### THE EXERCISE
Copy every line that mentions the word "this".

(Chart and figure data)

>> Start

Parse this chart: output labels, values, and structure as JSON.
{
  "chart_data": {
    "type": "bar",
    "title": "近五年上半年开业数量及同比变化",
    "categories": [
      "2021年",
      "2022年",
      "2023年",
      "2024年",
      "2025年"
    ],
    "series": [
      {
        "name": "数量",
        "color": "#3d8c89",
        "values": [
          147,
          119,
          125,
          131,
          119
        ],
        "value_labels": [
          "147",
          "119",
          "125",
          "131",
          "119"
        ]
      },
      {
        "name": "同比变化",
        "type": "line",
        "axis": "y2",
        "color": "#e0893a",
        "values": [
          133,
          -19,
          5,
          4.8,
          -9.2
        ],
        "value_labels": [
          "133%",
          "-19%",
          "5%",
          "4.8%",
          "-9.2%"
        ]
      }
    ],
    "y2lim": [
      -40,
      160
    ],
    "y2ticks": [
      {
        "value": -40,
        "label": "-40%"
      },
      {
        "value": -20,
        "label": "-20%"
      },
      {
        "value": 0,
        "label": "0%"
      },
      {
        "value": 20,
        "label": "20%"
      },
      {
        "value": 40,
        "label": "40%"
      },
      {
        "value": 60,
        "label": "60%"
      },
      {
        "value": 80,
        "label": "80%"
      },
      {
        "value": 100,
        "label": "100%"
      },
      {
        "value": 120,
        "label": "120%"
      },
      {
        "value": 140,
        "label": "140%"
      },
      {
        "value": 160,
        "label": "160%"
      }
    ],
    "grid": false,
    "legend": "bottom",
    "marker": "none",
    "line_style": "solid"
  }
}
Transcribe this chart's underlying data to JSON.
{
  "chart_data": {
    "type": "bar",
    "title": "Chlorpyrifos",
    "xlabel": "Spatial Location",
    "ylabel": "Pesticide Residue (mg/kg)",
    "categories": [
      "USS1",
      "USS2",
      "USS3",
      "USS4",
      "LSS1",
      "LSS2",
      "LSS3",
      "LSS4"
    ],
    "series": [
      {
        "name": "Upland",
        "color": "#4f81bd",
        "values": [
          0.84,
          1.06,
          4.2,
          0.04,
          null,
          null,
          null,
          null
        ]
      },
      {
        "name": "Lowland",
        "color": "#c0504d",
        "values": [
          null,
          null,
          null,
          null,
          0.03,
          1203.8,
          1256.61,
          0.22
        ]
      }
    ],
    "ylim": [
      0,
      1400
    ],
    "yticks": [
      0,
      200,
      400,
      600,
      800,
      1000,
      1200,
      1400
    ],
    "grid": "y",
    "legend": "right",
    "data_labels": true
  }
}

>> End

### EXERCISE SOLUTION
Parse this chart: output labels, values, and structure as JSON.
Transcribe this chart's underlying data to JSON.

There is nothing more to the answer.